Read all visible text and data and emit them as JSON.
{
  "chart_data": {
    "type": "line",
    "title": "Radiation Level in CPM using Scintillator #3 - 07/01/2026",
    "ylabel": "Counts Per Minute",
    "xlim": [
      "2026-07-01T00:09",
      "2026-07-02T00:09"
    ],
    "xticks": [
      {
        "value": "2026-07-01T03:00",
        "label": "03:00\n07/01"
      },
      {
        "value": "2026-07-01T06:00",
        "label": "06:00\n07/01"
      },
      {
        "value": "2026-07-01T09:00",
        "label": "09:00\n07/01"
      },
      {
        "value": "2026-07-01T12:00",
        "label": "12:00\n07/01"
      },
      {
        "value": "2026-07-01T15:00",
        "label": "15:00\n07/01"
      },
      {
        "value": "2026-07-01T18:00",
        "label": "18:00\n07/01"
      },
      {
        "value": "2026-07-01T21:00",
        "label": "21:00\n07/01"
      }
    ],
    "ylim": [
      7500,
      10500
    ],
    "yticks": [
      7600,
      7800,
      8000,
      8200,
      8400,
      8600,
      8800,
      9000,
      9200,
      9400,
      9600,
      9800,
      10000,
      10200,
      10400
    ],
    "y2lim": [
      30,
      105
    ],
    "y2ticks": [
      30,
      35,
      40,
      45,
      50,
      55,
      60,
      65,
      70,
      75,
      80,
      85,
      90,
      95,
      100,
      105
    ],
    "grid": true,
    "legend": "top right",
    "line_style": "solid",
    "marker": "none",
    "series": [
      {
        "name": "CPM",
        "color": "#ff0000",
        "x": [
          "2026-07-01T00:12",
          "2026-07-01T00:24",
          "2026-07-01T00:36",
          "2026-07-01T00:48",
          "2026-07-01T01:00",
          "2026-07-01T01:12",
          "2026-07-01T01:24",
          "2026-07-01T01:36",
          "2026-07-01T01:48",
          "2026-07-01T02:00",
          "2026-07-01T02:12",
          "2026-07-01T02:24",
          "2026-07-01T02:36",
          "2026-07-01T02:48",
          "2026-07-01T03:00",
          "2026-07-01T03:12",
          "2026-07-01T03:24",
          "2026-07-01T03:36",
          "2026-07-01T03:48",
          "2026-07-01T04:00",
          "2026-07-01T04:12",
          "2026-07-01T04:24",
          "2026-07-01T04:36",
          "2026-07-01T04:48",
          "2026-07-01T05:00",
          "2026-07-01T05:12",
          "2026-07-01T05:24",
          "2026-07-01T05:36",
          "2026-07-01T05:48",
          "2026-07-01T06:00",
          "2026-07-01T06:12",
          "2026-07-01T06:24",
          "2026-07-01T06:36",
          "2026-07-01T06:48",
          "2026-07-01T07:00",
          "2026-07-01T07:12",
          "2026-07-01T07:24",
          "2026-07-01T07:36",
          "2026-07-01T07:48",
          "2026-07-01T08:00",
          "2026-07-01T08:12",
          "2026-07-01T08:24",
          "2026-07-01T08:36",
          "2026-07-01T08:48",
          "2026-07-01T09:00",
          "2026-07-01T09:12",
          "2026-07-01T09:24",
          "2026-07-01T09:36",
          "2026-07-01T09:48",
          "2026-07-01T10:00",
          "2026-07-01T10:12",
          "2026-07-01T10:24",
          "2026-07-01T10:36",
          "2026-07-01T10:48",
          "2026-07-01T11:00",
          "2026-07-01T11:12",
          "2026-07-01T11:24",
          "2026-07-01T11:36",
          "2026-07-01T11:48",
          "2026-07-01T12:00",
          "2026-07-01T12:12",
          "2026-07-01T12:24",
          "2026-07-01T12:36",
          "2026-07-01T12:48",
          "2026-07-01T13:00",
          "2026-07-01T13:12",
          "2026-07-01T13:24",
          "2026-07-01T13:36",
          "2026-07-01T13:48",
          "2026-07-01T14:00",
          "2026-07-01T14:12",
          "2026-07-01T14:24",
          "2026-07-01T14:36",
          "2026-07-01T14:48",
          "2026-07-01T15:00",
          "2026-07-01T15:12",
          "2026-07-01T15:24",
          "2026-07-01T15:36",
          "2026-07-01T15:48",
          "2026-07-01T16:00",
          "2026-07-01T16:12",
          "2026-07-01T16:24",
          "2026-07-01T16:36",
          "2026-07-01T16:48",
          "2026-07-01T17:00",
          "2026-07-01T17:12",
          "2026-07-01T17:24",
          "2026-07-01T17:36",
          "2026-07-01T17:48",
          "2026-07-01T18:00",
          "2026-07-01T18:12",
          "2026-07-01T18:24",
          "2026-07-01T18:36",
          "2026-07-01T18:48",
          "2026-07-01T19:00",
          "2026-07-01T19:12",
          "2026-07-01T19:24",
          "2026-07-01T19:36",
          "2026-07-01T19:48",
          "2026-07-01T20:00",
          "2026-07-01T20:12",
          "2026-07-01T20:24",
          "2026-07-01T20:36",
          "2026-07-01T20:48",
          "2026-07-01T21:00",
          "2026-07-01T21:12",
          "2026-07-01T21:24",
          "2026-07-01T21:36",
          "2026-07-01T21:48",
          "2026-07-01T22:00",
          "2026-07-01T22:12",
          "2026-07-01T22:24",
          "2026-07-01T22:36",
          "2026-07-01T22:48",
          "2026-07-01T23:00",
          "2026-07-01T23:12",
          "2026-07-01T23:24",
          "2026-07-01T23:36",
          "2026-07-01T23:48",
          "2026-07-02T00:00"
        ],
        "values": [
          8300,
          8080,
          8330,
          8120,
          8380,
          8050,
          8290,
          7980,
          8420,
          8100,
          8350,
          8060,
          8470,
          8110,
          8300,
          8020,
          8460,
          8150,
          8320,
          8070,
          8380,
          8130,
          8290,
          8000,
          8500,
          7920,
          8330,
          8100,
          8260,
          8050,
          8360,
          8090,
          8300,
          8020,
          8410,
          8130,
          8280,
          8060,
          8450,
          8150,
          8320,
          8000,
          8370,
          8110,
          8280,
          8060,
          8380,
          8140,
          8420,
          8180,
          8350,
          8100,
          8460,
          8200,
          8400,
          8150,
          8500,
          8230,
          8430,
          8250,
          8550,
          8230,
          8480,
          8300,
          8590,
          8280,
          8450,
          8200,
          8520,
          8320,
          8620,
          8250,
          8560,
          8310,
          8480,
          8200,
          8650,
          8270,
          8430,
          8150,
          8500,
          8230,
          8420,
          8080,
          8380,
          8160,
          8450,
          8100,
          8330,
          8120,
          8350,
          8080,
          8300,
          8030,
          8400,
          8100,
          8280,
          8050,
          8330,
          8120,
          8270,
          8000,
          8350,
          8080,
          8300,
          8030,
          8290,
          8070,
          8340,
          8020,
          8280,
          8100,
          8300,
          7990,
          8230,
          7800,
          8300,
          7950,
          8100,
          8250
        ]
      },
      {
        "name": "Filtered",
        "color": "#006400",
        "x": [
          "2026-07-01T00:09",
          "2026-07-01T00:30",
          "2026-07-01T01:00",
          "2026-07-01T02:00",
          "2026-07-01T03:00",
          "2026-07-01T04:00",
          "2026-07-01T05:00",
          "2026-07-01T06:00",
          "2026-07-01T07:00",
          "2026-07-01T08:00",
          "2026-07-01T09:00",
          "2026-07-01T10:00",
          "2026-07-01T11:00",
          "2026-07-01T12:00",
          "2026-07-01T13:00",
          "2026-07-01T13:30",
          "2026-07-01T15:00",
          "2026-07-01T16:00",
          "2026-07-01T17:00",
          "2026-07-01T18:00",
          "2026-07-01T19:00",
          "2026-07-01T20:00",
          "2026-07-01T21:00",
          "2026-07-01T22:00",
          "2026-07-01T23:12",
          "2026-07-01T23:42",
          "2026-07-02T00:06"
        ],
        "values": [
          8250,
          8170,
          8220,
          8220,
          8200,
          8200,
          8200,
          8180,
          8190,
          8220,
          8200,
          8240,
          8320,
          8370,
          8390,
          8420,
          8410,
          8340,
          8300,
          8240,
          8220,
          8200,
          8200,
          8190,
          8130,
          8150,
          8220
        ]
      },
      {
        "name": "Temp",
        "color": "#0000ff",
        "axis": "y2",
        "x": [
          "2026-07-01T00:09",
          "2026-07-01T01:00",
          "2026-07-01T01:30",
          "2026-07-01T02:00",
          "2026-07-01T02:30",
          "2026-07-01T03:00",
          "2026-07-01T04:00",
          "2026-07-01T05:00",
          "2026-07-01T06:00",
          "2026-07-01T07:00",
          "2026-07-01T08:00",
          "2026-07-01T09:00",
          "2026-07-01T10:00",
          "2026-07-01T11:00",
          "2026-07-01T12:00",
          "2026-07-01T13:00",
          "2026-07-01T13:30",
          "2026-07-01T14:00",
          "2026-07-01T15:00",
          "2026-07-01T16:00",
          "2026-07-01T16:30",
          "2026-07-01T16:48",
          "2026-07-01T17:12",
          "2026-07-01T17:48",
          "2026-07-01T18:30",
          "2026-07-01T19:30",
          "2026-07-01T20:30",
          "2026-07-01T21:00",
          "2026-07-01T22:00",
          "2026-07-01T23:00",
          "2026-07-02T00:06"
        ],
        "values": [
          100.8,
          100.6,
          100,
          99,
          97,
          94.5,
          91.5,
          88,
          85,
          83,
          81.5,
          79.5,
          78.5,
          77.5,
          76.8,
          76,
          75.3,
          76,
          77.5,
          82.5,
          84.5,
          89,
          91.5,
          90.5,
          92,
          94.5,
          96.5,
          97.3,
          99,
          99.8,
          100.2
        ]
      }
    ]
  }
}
- - - -
## YOUR INSTRUCTIONS
Report how many lines in the listing above include the word "color". Give nothing but the number.

## THE RESULT
3